▸ **What to work on**
Look through the material below and count the lines with the string "thumb". Report only the count.

▸ **Input material**
****
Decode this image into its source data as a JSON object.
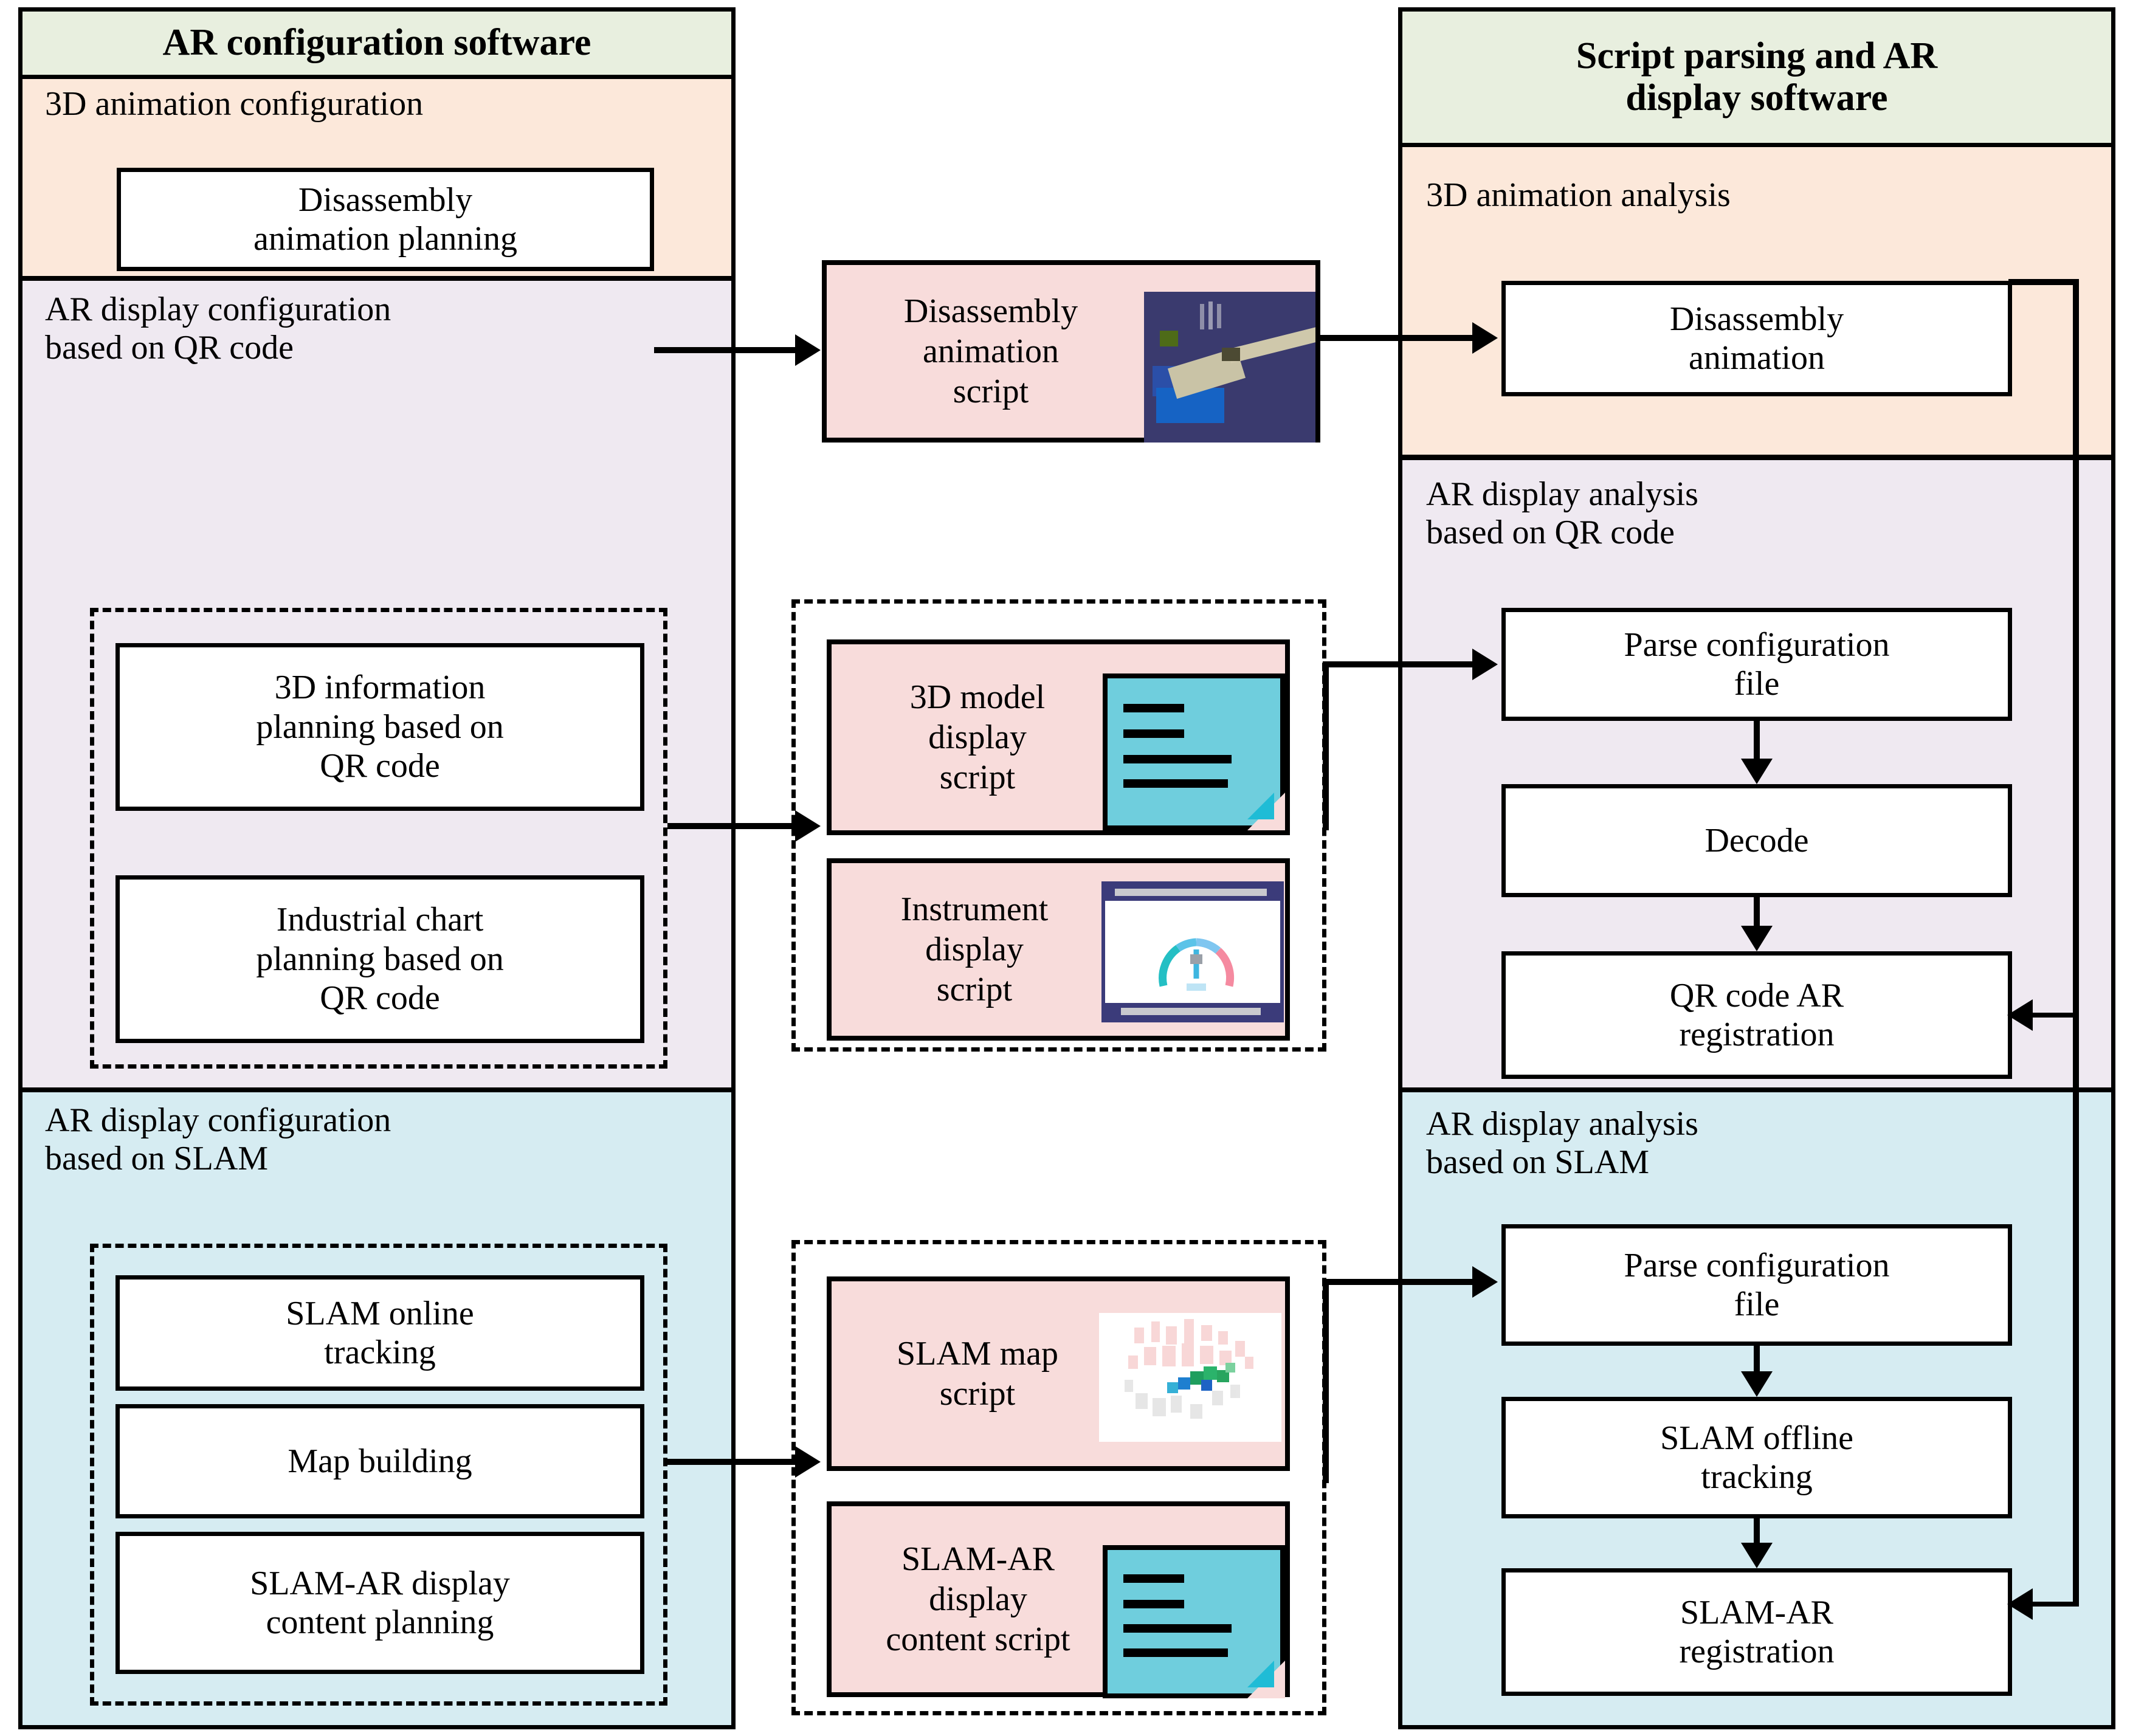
{
  "left_column": {
    "header": "AR configuration software",
    "sections": [
      {
        "title": "3D animation configuration",
        "nodes": [
          "Disassembly\nanimation planning"
        ]
      },
      {
        "title": "AR display configuration\nbased on QR code",
        "nodes": [
          "3D information\nplanning based on\nQR code",
          "Industrial chart\nplanning based on\nQR code"
        ]
      },
      {
        "title": "AR display configuration\nbased on SLAM",
        "nodes": [
          "SLAM online\ntracking",
          "Map building",
          "SLAM-AR display\ncontent planning"
        ]
      }
    ]
  },
  "middle_column": {
    "scripts": [
      {
        "label": "Disassembly\nanimation\nscript",
        "thumb": "disassembly-animation-thumbnail"
      },
      {
        "label": "3D model\ndisplay\nscript",
        "thumb": "document-page-icon"
      },
      {
        "label": "Instrument\ndisplay\nscript",
        "thumb": "instrument-gauge-thumbnail"
      },
      {
        "label": "SLAM map\nscript",
        "thumb": "slam-point-cloud-map-thumbnail"
      },
      {
        "label": "SLAM-AR\ndisplay\ncontent script",
        "thumb": "document-page-icon"
      }
    ]
  },
  "right_column": {
    "header": "Script parsing and AR\ndisplay software",
    "sections": [
      {
        "title": "3D animation analysis",
        "nodes": [
          "Disassembly\nanimation"
        ]
      },
      {
        "title": "AR display analysis\nbased on QR code",
        "nodes": [
          "Parse configuration\nfile",
          "Decode",
          "QR code AR\nregistration"
        ]
      },
      {
        "title": "AR display analysis\nbased on SLAM",
        "nodes": [
          "Parse configuration\nfile",
          "SLAM offline\ntracking",
          "SLAM-AR\nregistration"
        ]
      }
    ]
  },
  "colors": {
    "header_green": "#E8EFDF",
    "animation_orange": "#FCE8DA",
    "qr_purple": "#EFE9F1",
    "slam_blue": "#D6ECF2",
    "script_pink": "#F8DCDB",
    "doc_icon_blue": "#6FCEDD",
    "outline_black": "#000000"
  }
}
****
▸ **In response**
5